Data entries
┄┄┄┄┄┄┄┄┄┄
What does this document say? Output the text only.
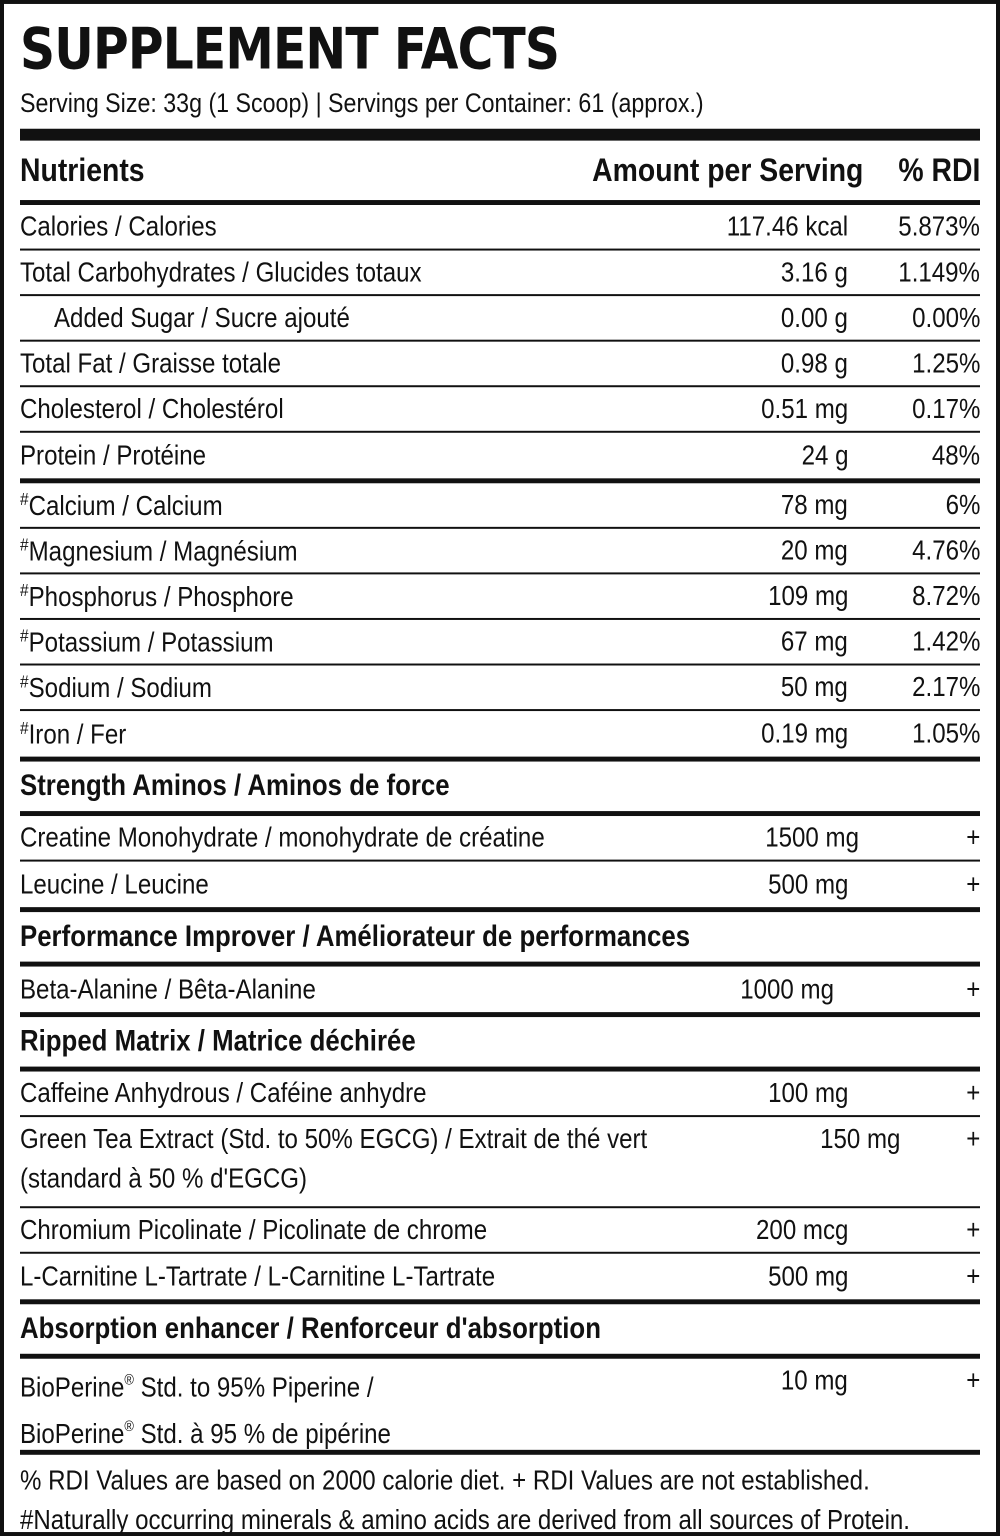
SUPPLEMENT FACTS
Serving Size: 33g (1 Scoop) | Servings per Container: 61 (approx.)
Nutrients	Amount per Serving	% RDI
Calories / Calories	117.46 kcal	5.873%
Total Carbohydrates / Glucides totaux	3.16 g	1.149%
Added Sugar / Sucre ajouté	0.00 g	0.00%
Total Fat / Graisse totale	0.98 g	1.25%
Cholesterol / Cholestérol	0.51 mg	0.17%
Protein / Protéine	24 g	48%
#Calcium / Calcium	78 mg	6%
#Magnesium / Magnésium	20 mg	4.76%
#Phosphorus / Phosphore	109 mg	8.72%
#Potassium / Potassium	67 mg	1.42%
#Sodium / Sodium	50 mg	2.17%
#Iron / Fer	0.19 mg	1.05%
Strength Aminos / Aminos de force
Creatine Monohydrate / monohydrate de créatine	1500 mg	+
Leucine / Leucine	500 mg	+
Performance Improver / Améliorateur de performances
Beta-Alanine / Bêta-Alanine	1000 mg	+
Ripped Matrix / Matrice déchirée
Caffeine Anhydrous / Caféine anhydre	100 mg	+
Green Tea Extract (Std. to 50% EGCG) / Extrait de thé vert
(standard à 50 % d'EGCG)
150 mg	+
Chromium Picolinate / Picolinate de chrome	200 mcg	+
L-Carnitine L-Tartrate / L-Carnitine L-Tartrate	500 mg	+
Absorption enhancer / Renforceur d'absorption
BioPerine® Std. to 95% Piperine /
BioPerine® Std. à 95 % de pipérine
10 mg	+
% RDI Values are based on 2000 calorie diet. + RDI Values are not established.
#Naturally occurring minerals & amino acids are derived from all sources of Protein.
┄┄┄┄┄┄┄┄┄┄
What you are asked to do: Output the records above character for character, but leave each image out.

Task output:
What does this document say? Output the text only.
SUPPLEMENT FACTS
Serving Size: 33g (1 Scoop) | Servings per Container: 61 (approx.)
Nutrients	Amount per Serving	% RDI
Calories / Calories	117.46 kcal	5.873%
Total Carbohydrates / Glucides totaux	3.16 g	1.149%
Added Sugar / Sucre ajouté	0.00 g	0.00%
Total Fat / Graisse totale	0.98 g	1.25%
Cholesterol / Cholestérol	0.51 mg	0.17%
Protein / Protéine	24 g	48%
#Calcium / Calcium	78 mg	6%
#Magnesium / Magnésium	20 mg	4.76%
#Phosphorus / Phosphore	109 mg	8.72%
#Potassium / Potassium	67 mg	1.42%
#Sodium / Sodium	50 mg	2.17%
#Iron / Fer	0.19 mg	1.05%
Strength Aminos / Aminos de force
Creatine Monohydrate / monohydrate de créatine	1500 mg	+
Leucine / Leucine	500 mg	+
Performance Improver / Améliorateur de performances
Beta-Alanine / Bêta-Alanine	1000 mg	+
Ripped Matrix / Matrice déchirée
Caffeine Anhydrous / Caféine anhydre	100 mg	+
Green Tea Extract (Std. to 50% EGCG) / Extrait de thé vert
(standard à 50 % d'EGCG)
150 mg	+
Chromium Picolinate / Picolinate de chrome	200 mcg	+
L-Carnitine L-Tartrate / L-Carnitine L-Tartrate	500 mg	+
Absorption enhancer / Renforceur d'absorption
BioPerine® Std. to 95% Piperine /
BioPerine® Std. à 95 % de pipérine
10 mg	+
% RDI Values are based on 2000 calorie diet. + RDI Values are not established.
#Naturally occurring minerals & amino acids are derived from all sources of Protein.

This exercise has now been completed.